What you should do: Give the data a second time, exactly and in full.

Dataset records:
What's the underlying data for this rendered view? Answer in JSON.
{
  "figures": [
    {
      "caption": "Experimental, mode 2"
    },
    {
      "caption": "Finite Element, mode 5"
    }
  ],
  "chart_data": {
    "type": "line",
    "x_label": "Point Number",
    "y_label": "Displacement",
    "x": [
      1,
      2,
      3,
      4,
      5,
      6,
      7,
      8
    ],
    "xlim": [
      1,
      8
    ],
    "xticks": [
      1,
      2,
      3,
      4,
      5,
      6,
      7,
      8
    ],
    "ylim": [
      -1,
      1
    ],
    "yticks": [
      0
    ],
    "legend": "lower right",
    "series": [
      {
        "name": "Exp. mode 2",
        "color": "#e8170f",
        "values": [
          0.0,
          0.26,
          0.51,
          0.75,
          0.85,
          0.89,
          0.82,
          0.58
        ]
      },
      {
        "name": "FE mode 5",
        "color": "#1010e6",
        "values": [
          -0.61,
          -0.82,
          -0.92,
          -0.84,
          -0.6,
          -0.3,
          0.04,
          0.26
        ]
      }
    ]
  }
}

Complete output:
What's the underlying data for this rendered view? Answer in JSON.
{
  "figures": [
    {
      "caption": "Experimental, mode 2"
    },
    {
      "caption": "Finite Element, mode 5"
    }
  ],
  "chart_data": {
    "type": "line",
    "x_label": "Point Number",
    "y_label": "Displacement",
    "x": [
      1,
      2,
      3,
      4,
      5,
      6,
      7,
      8
    ],
    "xlim": [
      1,
      8
    ],
    "xticks": [
      1,
      2,
      3,
      4,
      5,
      6,
      7,
      8
    ],
    "ylim": [
      -1,
      1
    ],
    "yticks": [
      0
    ],
    "legend": "lower right",
    "series": [
      {
        "name": "Exp. mode 2",
        "color": "#e8170f",
        "values": [
          0.0,
          0.26,
          0.51,
          0.75,
          0.85,
          0.89,
          0.82,
          0.58
        ]
      },
      {
        "name": "FE mode 5",
        "color": "#1010e6",
        "values": [
          -0.61,
          -0.82,
          -0.92,
          -0.84,
          -0.6,
          -0.3,
          0.04,
          0.26
        ]
      }
    ]
  }
}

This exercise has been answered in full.